[Records from a collection of figures]
--------------------------------

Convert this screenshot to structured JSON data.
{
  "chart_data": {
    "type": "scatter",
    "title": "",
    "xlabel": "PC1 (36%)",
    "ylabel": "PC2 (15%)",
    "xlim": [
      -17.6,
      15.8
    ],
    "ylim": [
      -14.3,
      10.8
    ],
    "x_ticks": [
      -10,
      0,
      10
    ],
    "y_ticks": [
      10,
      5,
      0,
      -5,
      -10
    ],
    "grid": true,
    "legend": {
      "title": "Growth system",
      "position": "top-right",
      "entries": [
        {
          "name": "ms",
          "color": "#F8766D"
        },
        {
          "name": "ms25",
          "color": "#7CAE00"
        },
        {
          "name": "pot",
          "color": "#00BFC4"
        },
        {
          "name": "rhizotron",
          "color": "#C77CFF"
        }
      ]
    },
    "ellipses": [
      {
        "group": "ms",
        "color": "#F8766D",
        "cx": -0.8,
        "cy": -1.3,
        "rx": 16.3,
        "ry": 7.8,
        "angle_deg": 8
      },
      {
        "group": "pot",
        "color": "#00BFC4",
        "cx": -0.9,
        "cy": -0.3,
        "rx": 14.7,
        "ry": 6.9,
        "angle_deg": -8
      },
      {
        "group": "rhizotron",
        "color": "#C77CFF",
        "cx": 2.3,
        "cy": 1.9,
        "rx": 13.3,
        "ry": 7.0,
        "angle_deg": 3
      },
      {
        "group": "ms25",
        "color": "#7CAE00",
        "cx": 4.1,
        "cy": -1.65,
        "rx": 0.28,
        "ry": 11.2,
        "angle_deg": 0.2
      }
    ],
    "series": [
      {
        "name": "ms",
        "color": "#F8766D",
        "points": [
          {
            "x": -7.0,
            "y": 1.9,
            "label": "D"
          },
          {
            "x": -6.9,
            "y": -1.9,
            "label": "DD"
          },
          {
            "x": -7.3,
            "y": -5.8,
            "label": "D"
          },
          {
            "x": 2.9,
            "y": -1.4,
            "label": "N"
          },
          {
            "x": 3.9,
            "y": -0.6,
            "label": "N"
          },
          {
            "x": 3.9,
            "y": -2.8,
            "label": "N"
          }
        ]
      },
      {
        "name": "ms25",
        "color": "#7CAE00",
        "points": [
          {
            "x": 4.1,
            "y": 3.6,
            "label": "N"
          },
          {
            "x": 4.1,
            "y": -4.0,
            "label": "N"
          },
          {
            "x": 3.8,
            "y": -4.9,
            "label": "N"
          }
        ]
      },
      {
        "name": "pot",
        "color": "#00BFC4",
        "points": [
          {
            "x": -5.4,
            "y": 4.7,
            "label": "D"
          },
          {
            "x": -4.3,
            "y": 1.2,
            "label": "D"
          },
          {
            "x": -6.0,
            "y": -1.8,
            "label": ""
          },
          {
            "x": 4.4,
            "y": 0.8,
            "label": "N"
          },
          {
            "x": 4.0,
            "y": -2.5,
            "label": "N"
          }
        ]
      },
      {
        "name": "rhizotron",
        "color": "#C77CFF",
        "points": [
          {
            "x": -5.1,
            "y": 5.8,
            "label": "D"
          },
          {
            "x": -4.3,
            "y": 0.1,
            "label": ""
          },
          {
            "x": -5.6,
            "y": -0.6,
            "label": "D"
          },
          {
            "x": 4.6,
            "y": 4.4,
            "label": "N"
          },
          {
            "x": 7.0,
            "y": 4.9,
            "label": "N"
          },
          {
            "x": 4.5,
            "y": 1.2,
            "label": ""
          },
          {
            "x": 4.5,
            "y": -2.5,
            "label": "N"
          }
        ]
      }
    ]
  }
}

--------------------------------

Set problem: Exactly how many lines of the material contain the word "name"? Write the number alone.

Answer to this task: 8